Pode ser que Dostoiévski também tenha acreditado que o homem era capaz do bem, mas considerava-o igualmente cheio de inclinações más, caprichosas, irracionais e destrutivas; e foi essa verdade perturbadora que apresentou brilhantemente através do homem do subterrâneo [...] (FRANK, 2002, p. 430)
Memórias do Subsolo funciona como uma “escatologia ideológica”, uma
grande sátira à metafísica, à ética e ao romantismo social e sentimental que
circulava na Rússia do século XIX. Foi considerado uma prosa indecente,
corrosiva, desesperada: “Amando apenas as conveniências e o otimismo, a
Rússia é atacada por um desafio sem precedentes” (ARBAN, 1989, p. 119).

> INSTRUÇÃO ESCRITA 1: Reproduza a parte do trecho sobre Memórias do Subsolo que começa nas palavras "Pode ser que" e termina após as palavras "1989, p. 119).".
O trecho e os registros não têm relação entre si.

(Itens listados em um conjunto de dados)

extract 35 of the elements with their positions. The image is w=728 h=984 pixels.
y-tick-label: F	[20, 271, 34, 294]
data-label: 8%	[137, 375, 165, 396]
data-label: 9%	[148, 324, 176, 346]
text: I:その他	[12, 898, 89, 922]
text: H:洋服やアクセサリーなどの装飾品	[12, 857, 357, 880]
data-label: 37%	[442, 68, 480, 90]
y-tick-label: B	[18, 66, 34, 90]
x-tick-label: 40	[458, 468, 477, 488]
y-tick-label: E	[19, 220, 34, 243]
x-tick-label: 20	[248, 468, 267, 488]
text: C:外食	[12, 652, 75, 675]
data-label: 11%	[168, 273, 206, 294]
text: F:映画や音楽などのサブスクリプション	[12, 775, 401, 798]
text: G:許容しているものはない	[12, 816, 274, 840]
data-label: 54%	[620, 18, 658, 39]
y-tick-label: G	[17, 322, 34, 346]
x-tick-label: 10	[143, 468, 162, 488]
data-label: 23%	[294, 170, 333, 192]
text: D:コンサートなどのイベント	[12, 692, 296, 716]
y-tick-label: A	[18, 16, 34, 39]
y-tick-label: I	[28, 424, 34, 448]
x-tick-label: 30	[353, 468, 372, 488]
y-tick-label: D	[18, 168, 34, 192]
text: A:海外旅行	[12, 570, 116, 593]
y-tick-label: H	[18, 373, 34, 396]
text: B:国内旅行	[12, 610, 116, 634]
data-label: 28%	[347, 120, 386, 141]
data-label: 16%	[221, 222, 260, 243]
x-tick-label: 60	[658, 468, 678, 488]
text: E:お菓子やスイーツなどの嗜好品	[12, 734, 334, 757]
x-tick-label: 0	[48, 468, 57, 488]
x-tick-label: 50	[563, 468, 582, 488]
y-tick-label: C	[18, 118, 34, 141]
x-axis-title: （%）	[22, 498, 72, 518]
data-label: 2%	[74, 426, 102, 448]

> INSTRUÇÃO ESCRITA 2: Expresse as linhas de todos os registros como uma tabela Markdown com as colunas Nº e Linha, deixando de fora as linhas em branco.

> RESPOSTA 1:
Pode ser que Dostoiévski também tenha acreditado que o homem era capaz do bem, mas considerava-o igualmente cheio de inclinações más, caprichosas, irracionais e destrutivas; e foi essa verdade perturbadora que apresentou brilhantemente através do homem do subterrâneo [...] (FRANK, 2002, p. 430)
Memórias do Subsolo funciona como uma “escatologia ideológica”, uma
grande sátira à metafísica, à ética e ao romantismo social e sentimental que
circulava na Rússia do século XIX. Foi considerado uma prosa indecente,
corrosiva, desesperada: “Amando apenas as conveniências e o otimismo, a
Rússia é atacada por um desafio sem precedentes” (ARBAN, 1989, p. 119).

> RESPOSTA 2:
| Nº | Linha |
|---|---|
| 1 | extract 35 of the elements with their positions. The image is w=728 h=984 pixels. |
| 2 | y-tick-label: F	[20, 271, 34, 294] |
| 3 | data-label: 8%	[137, 375, 165, 396] |
| 4 | data-label: 9%	[148, 324, 176, 346] |
| 5 | text: I:その他	[12, 898, 89, 922] |
| 6 | text: H:洋服やアクセサリーなどの装飾品	[12, 857, 357, 880] |
| 7 | data-label: 37%	[442, 68, 480, 90] |
| 8 | y-tick-label: B	[18, 66, 34, 90] |
| 9 | x-tick-label: 40	[458, 468, 477, 488] |
| 10 | y-tick-label: E	[19, 220, 34, 243] |
| 11 | x-tick-label: 20	[248, 468, 267, 488] |
| 12 | text: C:外食	[12, 652, 75, 675] |
| 13 | data-label: 11%	[168, 273, 206, 294] |
| 14 | text: F:映画や音楽などのサブスクリプション	[12, 775, 401, 798] |
| 15 | text: G:許容しているものはない	[12, 816, 274, 840] |
| 16 | data-label: 54%	[620, 18, 658, 39] |
| 17 | y-tick-label: G	[17, 322, 34, 346] |
| 18 | x-tick-label: 10	[143, 468, 162, 488] |
| 19 | data-label: 23%	[294, 170, 333, 192] |
| 20 | text: D:コンサートなどのイベント	[12, 692, 296, 716] |
| 21 | y-tick-label: A	[18, 16, 34, 39] |
| 22 | y-tick-label: I	[28, 424, 34, 448] |
| 23 | x-tick-label: 30	[353, 468, 372, 488] |
| 24 | y-tick-label: D	[18, 168, 34, 192] |
| 25 | text: A:海外旅行	[12, 570, 116, 593] |
| 26 | y-tick-label: H	[18, 373, 34, 396] |
| 27 | text: B:国内旅行	[12, 610, 116, 634] |
| 28 | data-label: 28%	[347, 120, 386, 141] |
| 29 | data-label: 16%	[221, 222, 260, 243] |
| 30 | x-tick-label: 60	[658, 468, 678, 488] |
| 31 | text: E:お菓子やスイーツなどの嗜好品	[12, 734, 334, 757] |
| 32 | x-tick-label: 0	[48, 468, 57, 488] |
| 33 | x-tick-label: 50	[563, 468, 582, 488] |
| 34 | y-tick-label: C	[18, 118, 34, 141] |
| 35 | x-axis-title: （%）	[22, 498, 72, 518] |
| 36 | data-label: 2%	[74, 426, 102, 448] |